AIM:
The entries below are to be repeated exactly as they stand.

STORED DATA:

>>>

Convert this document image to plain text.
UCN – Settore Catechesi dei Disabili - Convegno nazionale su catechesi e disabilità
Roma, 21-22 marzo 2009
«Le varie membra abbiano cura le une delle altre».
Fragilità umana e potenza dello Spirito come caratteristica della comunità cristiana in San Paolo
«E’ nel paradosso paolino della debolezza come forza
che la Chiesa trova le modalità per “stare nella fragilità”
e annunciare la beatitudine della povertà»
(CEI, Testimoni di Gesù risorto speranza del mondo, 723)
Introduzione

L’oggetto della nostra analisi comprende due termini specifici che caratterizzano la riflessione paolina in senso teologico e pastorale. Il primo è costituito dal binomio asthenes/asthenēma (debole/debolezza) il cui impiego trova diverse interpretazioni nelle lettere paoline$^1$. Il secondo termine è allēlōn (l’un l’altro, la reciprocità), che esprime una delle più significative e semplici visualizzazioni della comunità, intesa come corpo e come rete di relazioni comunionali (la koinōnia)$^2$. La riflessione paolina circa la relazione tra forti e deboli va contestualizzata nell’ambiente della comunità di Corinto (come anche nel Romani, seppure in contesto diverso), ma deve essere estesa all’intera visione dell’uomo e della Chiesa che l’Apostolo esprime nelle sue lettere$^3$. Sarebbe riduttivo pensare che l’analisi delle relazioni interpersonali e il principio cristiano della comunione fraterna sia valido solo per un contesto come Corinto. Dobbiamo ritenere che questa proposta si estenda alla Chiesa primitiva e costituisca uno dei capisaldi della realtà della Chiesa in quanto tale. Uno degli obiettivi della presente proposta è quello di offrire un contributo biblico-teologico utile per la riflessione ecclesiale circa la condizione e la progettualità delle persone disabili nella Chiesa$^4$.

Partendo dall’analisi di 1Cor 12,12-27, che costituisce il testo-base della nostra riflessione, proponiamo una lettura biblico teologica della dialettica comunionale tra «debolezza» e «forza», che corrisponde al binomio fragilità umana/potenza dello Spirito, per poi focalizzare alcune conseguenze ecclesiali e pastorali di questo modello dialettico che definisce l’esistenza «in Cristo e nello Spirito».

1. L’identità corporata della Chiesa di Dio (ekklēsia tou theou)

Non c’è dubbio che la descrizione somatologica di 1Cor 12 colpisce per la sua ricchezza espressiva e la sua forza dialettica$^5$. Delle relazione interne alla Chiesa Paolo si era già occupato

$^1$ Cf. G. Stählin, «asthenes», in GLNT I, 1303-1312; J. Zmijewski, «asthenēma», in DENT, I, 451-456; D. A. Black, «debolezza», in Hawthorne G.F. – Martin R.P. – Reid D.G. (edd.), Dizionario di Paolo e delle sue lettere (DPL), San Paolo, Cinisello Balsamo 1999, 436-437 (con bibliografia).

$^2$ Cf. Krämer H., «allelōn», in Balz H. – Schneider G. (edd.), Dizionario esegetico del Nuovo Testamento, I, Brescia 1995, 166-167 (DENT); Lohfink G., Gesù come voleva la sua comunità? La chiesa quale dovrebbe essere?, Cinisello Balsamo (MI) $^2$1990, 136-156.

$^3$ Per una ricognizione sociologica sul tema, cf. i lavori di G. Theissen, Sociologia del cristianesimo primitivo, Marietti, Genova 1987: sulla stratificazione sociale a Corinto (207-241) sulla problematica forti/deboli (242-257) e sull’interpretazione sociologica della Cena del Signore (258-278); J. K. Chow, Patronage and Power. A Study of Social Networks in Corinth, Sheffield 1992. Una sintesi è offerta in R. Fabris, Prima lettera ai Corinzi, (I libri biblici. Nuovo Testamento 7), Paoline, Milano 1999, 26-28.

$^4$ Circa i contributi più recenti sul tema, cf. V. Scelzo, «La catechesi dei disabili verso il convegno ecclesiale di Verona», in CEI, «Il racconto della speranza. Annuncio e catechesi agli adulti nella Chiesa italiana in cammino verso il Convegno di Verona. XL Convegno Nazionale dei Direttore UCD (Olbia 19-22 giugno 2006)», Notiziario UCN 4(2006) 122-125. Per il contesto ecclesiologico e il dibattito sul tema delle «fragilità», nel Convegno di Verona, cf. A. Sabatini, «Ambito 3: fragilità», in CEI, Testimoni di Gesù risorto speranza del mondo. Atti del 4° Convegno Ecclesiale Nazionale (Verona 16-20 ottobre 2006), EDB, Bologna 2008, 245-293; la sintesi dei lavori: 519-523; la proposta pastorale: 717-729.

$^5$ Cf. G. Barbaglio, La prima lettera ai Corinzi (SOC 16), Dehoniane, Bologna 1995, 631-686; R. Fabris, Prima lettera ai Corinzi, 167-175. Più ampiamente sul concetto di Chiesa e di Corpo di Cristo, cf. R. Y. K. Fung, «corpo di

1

<<<

OUTPUT OF THE TASK:
Convert this document image to plain text.
UCN – Settore Catechesi dei Disabili - Convegno nazionale su catechesi e disabilità
Roma, 21-22 marzo 2009
«Le varie membra abbiano cura le une delle altre».
Fragilità umana e potenza dello Spirito come caratteristica della comunità cristiana in San Paolo
«E’ nel paradosso paolino della debolezza come forza
che la Chiesa trova le modalità per “stare nella fragilità”
e annunciare la beatitudine della povertà»
(CEI, Testimoni di Gesù risorto speranza del mondo, 723)
Introduzione

L’oggetto della nostra analisi comprende due termini specifici che caratterizzano la riflessione paolina in senso teologico e pastorale. Il primo è costituito dal binomio asthenes/asthenēma (debole/debolezza) il cui impiego trova diverse interpretazioni nelle lettere paoline$^1$. Il secondo termine è allēlōn (l’un l’altro, la reciprocità), che esprime una delle più significative e semplici visualizzazioni della comunità, intesa come corpo e come rete di relazioni comunionali (la koinōnia)$^2$. La riflessione paolina circa la relazione tra forti e deboli va contestualizzata nell’ambiente della comunità di Corinto (come anche nel Romani, seppure in contesto diverso), ma deve essere estesa all’intera visione dell’uomo e della Chiesa che l’Apostolo esprime nelle sue lettere$^3$. Sarebbe riduttivo pensare che l’analisi delle relazioni interpersonali e il principio cristiano della comunione fraterna sia valido solo per un contesto come Corinto. Dobbiamo ritenere che questa proposta si estenda alla Chiesa primitiva e costituisca uno dei capisaldi della realtà della Chiesa in quanto tale. Uno degli obiettivi della presente proposta è quello di offrire un contributo biblico-teologico utile per la riflessione ecclesiale circa la condizione e la progettualità delle persone disabili nella Chiesa$^4$.

Partendo dall’analisi di 1Cor 12,12-27, che costituisce il testo-base della nostra riflessione, proponiamo una lettura biblico teologica della dialettica comunionale tra «debolezza» e «forza», che corrisponde al binomio fragilità umana/potenza dello Spirito, per poi focalizzare alcune conseguenze ecclesiali e pastorali di questo modello dialettico che definisce l’esistenza «in Cristo e nello Spirito».

1. L’identità corporata della Chiesa di Dio (ekklēsia tou theou)

Non c’è dubbio che la descrizione somatologica di 1Cor 12 colpisce per la sua ricchezza espressiva e la sua forza dialettica$^5$. Delle relazione interne alla Chiesa Paolo si era già occupato

$^1$ Cf. G. Stählin, «asthenes», in GLNT I, 1303-1312; J. Zmijewski, «asthenēma», in DENT, I, 451-456; D. A. Black, «debolezza», in Hawthorne G.F. – Martin R.P. – Reid D.G. (edd.), Dizionario di Paolo e delle sue lettere (DPL), San Paolo, Cinisello Balsamo 1999, 436-437 (con bibliografia).

$^2$ Cf. Krämer H., «allelōn», in Balz H. – Schneider G. (edd.), Dizionario esegetico del Nuovo Testamento, I, Brescia 1995, 166-167 (DENT); Lohfink G., Gesù come voleva la sua comunità? La chiesa quale dovrebbe essere?, Cinisello Balsamo (MI) $^2$1990, 136-156.

$^3$ Per una ricognizione sociologica sul tema, cf. i lavori di G. Theissen, Sociologia del cristianesimo primitivo, Marietti, Genova 1987: sulla stratificazione sociale a Corinto (207-241) sulla problematica forti/deboli (242-257) e sull’interpretazione sociologica della Cena del Signore (258-278); J. K. Chow, Patronage and Power. A Study of Social Networks in Corinth, Sheffield 1992. Una sintesi è offerta in R. Fabris, Prima lettera ai Corinzi, (I libri biblici. Nuovo Testamento 7), Paoline, Milano 1999, 26-28.

$^4$ Circa i contributi più recenti sul tema, cf. V. Scelzo, «La catechesi dei disabili verso il convegno ecclesiale di Verona», in CEI, «Il racconto della speranza. Annuncio e catechesi agli adulti nella Chiesa italiana in cammino verso il Convegno di Verona. XL Convegno Nazionale dei Direttore UCD (Olbia 19-22 giugno 2006)», Notiziario UCN 4(2006) 122-125. Per il contesto ecclesiologico e il dibattito sul tema delle «fragilità», nel Convegno di Verona, cf. A. Sabatini, «Ambito 3: fragilità», in CEI, Testimoni di Gesù risorto speranza del mondo. Atti del 4° Convegno Ecclesiale Nazionale (Verona 16-20 ottobre 2006), EDB, Bologna 2008, 245-293; la sintesi dei lavori: 519-523; la proposta pastorale: 717-729.

$^5$ Cf. G. Barbaglio, La prima lettera ai Corinzi (SOC 16), Dehoniane, Bologna 1995, 631-686; R. Fabris, Prima lettera ai Corinzi, 167-175. Più ampiamente sul concetto di Chiesa e di Corpo di Cristo, cf. R. Y. K. Fung, «corpo di

1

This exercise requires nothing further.